## Begin DATA

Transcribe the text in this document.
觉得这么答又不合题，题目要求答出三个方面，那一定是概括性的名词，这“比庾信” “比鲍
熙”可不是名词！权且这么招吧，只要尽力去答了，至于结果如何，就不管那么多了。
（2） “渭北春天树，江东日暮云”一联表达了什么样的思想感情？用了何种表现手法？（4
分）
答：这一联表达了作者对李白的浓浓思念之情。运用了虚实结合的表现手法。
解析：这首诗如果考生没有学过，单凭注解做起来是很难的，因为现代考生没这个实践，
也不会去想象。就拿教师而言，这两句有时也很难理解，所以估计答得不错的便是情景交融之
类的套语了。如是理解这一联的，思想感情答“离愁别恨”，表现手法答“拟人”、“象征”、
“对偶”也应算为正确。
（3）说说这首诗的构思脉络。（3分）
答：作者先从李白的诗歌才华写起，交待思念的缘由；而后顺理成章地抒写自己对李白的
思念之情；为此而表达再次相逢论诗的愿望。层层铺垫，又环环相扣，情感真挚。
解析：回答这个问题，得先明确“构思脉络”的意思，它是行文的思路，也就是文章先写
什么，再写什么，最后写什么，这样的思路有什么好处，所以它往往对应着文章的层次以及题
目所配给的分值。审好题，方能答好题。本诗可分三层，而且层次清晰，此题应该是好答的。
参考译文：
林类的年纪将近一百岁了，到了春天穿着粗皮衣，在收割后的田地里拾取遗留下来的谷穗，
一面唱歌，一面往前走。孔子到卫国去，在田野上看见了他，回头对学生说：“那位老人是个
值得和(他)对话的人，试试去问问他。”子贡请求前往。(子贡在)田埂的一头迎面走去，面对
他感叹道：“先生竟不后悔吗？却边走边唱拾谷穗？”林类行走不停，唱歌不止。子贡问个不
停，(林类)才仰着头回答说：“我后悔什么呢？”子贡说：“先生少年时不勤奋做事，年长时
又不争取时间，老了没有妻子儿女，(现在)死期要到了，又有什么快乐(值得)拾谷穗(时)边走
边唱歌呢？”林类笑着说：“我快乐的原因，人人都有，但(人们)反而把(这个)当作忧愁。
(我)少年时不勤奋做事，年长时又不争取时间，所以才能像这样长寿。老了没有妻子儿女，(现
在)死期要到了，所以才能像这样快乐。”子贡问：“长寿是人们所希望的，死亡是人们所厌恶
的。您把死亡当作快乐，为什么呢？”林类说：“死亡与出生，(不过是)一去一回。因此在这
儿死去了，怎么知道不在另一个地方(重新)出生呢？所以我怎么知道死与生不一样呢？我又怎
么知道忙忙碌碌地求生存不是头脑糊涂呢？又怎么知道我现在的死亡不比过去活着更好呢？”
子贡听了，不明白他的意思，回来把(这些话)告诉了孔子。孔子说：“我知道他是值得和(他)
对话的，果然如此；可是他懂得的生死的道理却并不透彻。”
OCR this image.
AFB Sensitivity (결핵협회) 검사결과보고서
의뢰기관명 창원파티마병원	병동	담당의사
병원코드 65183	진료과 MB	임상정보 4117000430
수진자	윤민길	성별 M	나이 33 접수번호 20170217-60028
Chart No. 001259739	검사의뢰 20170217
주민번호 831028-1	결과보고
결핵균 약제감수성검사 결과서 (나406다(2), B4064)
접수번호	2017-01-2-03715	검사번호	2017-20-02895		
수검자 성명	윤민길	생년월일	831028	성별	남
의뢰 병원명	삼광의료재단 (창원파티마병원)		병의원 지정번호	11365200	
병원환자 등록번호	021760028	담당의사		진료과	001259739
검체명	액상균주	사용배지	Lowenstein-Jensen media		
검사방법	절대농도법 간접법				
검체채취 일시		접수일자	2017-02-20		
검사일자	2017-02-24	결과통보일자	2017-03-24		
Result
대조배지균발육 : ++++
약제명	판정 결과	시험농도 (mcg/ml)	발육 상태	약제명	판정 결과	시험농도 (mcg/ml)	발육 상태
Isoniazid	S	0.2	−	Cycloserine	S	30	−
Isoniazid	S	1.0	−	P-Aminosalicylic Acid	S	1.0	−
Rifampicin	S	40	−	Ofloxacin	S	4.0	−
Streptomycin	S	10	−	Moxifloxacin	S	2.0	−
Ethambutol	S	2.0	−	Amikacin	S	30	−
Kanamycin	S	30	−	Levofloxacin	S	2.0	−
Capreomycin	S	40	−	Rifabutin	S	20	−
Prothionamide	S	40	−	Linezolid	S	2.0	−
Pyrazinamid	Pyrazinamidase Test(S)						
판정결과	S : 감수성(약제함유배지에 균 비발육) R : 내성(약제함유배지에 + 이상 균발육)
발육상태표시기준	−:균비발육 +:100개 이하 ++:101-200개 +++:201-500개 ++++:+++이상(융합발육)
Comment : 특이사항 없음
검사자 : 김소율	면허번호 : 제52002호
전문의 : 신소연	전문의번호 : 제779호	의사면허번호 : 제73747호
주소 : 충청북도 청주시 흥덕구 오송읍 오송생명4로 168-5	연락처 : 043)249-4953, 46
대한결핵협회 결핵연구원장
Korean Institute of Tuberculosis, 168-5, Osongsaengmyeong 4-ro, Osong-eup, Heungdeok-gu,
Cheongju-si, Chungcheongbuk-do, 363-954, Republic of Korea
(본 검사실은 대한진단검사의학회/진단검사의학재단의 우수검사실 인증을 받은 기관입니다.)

## End DATA

WORK TO COMPLETE:
Write out all the lines again, exactly as they are.

RESULT OF THIS EXERCISE:
Transcribe the text in this document.
觉得这么答又不合题，题目要求答出三个方面，那一定是概括性的名词，这“比庾信” “比鲍
熙”可不是名词！权且这么招吧，只要尽力去答了，至于结果如何，就不管那么多了。
（2） “渭北春天树，江东日暮云”一联表达了什么样的思想感情？用了何种表现手法？（4
分）
答：这一联表达了作者对李白的浓浓思念之情。运用了虚实结合的表现手法。
解析：这首诗如果考生没有学过，单凭注解做起来是很难的，因为现代考生没这个实践，
也不会去想象。就拿教师而言，这两句有时也很难理解，所以估计答得不错的便是情景交融之
类的套语了。如是理解这一联的，思想感情答“离愁别恨”，表现手法答“拟人”、“象征”、
“对偶”也应算为正确。
（3）说说这首诗的构思脉络。（3分）
答：作者先从李白的诗歌才华写起，交待思念的缘由；而后顺理成章地抒写自己对李白的
思念之情；为此而表达再次相逢论诗的愿望。层层铺垫，又环环相扣，情感真挚。
解析：回答这个问题，得先明确“构思脉络”的意思，它是行文的思路，也就是文章先写
什么，再写什么，最后写什么，这样的思路有什么好处，所以它往往对应着文章的层次以及题
目所配给的分值。审好题，方能答好题。本诗可分三层，而且层次清晰，此题应该是好答的。
参考译文：
林类的年纪将近一百岁了，到了春天穿着粗皮衣，在收割后的田地里拾取遗留下来的谷穗，
一面唱歌，一面往前走。孔子到卫国去，在田野上看见了他，回头对学生说：“那位老人是个
值得和(他)对话的人，试试去问问他。”子贡请求前往。(子贡在)田埂的一头迎面走去，面对
他感叹道：“先生竟不后悔吗？却边走边唱拾谷穗？”林类行走不停，唱歌不止。子贡问个不
停，(林类)才仰着头回答说：“我后悔什么呢？”子贡说：“先生少年时不勤奋做事，年长时
又不争取时间，老了没有妻子儿女，(现在)死期要到了，又有什么快乐(值得)拾谷穗(时)边走
边唱歌呢？”林类笑着说：“我快乐的原因，人人都有，但(人们)反而把(这个)当作忧愁。
(我)少年时不勤奋做事，年长时又不争取时间，所以才能像这样长寿。老了没有妻子儿女，(现
在)死期要到了，所以才能像这样快乐。”子贡问：“长寿是人们所希望的，死亡是人们所厌恶
的。您把死亡当作快乐，为什么呢？”林类说：“死亡与出生，(不过是)一去一回。因此在这
儿死去了，怎么知道不在另一个地方(重新)出生呢？所以我怎么知道死与生不一样呢？我又怎
么知道忙忙碌碌地求生存不是头脑糊涂呢？又怎么知道我现在的死亡不比过去活着更好呢？”
子贡听了，不明白他的意思，回来把(这些话)告诉了孔子。孔子说：“我知道他是值得和(他)
对话的，果然如此；可是他懂得的生死的道理却并不透彻。”
OCR this image.
AFB Sensitivity (결핵협회) 검사결과보고서
의뢰기관명 창원파티마병원	병동	담당의사
병원코드 65183	진료과 MB	임상정보 4117000430
수진자	윤민길	성별 M	나이 33 접수번호 20170217-60028
Chart No. 001259739	검사의뢰 20170217
주민번호 831028-1	결과보고
결핵균 약제감수성검사 결과서 (나406다(2), B4064)
접수번호	2017-01-2-03715	검사번호	2017-20-02895		
수검자 성명	윤민길	생년월일	831028	성별	남
의뢰 병원명	삼광의료재단 (창원파티마병원)		병의원 지정번호	11365200	
병원환자 등록번호	021760028	담당의사		진료과	001259739
검체명	액상균주	사용배지	Lowenstein-Jensen media		
검사방법	절대농도법 간접법				
검체채취 일시		접수일자	2017-02-20		
검사일자	2017-02-24	결과통보일자	2017-03-24		
Result
대조배지균발육 : ++++
약제명	판정 결과	시험농도 (mcg/ml)	발육 상태	약제명	판정 결과	시험농도 (mcg/ml)	발육 상태
Isoniazid	S	0.2	−	Cycloserine	S	30	−
Isoniazid	S	1.0	−	P-Aminosalicylic Acid	S	1.0	−
Rifampicin	S	40	−	Ofloxacin	S	4.0	−
Streptomycin	S	10	−	Moxifloxacin	S	2.0	−
Ethambutol	S	2.0	−	Amikacin	S	30	−
Kanamycin	S	30	−	Levofloxacin	S	2.0	−
Capreomycin	S	40	−	Rifabutin	S	20	−
Prothionamide	S	40	−	Linezolid	S	2.0	−
Pyrazinamid	Pyrazinamidase Test(S)						
판정결과	S : 감수성(약제함유배지에 균 비발육) R : 내성(약제함유배지에 + 이상 균발육)
발육상태표시기준	−:균비발육 +:100개 이하 ++:101-200개 +++:201-500개 ++++:+++이상(융합발육)
Comment : 특이사항 없음
검사자 : 김소율	면허번호 : 제52002호
전문의 : 신소연	전문의번호 : 제779호	의사면허번호 : 제73747호
주소 : 충청북도 청주시 흥덕구 오송읍 오송생명4로 168-5	연락처 : 043)249-4953, 46
대한결핵협회 결핵연구원장
Korean Institute of Tuberculosis, 168-5, Osongsaengmyeong 4-ro, Osong-eup, Heungdeok-gu,
Cheongju-si, Chungcheongbuk-do, 363-954, Republic of Korea
(본 검사실은 대한진단검사의학회/진단검사의학재단의 우수검사실 인증을 받은 기관입니다.)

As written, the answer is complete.